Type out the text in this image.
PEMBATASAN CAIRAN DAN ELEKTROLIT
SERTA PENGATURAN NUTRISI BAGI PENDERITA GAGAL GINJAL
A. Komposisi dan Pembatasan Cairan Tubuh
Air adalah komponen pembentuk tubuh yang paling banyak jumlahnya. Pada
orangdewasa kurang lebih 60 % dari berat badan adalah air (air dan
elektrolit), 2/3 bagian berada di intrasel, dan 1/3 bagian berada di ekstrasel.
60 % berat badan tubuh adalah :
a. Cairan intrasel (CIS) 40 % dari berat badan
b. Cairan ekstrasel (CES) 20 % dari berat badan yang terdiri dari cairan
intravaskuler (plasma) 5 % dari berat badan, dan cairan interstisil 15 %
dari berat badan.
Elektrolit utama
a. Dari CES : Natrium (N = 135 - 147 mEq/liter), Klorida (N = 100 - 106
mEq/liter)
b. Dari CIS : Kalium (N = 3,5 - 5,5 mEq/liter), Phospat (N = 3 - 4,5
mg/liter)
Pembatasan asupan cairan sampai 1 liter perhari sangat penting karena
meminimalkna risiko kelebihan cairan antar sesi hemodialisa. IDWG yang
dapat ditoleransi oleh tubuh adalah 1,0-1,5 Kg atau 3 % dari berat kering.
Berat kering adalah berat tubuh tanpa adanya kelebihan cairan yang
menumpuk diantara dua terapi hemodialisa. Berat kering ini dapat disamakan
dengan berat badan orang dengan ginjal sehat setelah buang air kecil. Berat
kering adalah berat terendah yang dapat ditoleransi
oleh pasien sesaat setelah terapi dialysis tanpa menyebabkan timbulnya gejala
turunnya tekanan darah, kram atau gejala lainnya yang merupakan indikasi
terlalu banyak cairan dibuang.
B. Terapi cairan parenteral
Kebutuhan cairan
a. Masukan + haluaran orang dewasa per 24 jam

* * * * * * *

**WRITTEN PROBLEM**
In full and verbatim, repeat the records given above.

**REPLY TO THE TASK**
Type out the text in this image.
PEMBATASAN CAIRAN DAN ELEKTROLIT
SERTA PENGATURAN NUTRISI BAGI PENDERITA GAGAL GINJAL
A. Komposisi dan Pembatasan Cairan Tubuh
Air adalah komponen pembentuk tubuh yang paling banyak jumlahnya. Pada
orangdewasa kurang lebih 60 % dari berat badan adalah air (air dan
elektrolit), 2/3 bagian berada di intrasel, dan 1/3 bagian berada di ekstrasel.
60 % berat badan tubuh adalah :
a. Cairan intrasel (CIS) 40 % dari berat badan
b. Cairan ekstrasel (CES) 20 % dari berat badan yang terdiri dari cairan
intravaskuler (plasma) 5 % dari berat badan, dan cairan interstisil 15 %
dari berat badan.
Elektrolit utama
a. Dari CES : Natrium (N = 135 - 147 mEq/liter), Klorida (N = 100 - 106
mEq/liter)
b. Dari CIS : Kalium (N = 3,5 - 5,5 mEq/liter), Phospat (N = 3 - 4,5
mg/liter)
Pembatasan asupan cairan sampai 1 liter perhari sangat penting karena
meminimalkna risiko kelebihan cairan antar sesi hemodialisa. IDWG yang
dapat ditoleransi oleh tubuh adalah 1,0-1,5 Kg atau 3 % dari berat kering.
Berat kering adalah berat tubuh tanpa adanya kelebihan cairan yang
menumpuk diantara dua terapi hemodialisa. Berat kering ini dapat disamakan
dengan berat badan orang dengan ginjal sehat setelah buang air kecil. Berat
kering adalah berat terendah yang dapat ditoleransi
oleh pasien sesaat setelah terapi dialysis tanpa menyebabkan timbulnya gejala
turunnya tekanan darah, kram atau gejala lainnya yang merupakan indikasi
terlalu banyak cairan dibuang.
B. Terapi cairan parenteral
Kebutuhan cairan
a. Masukan + haluaran orang dewasa per 24 jam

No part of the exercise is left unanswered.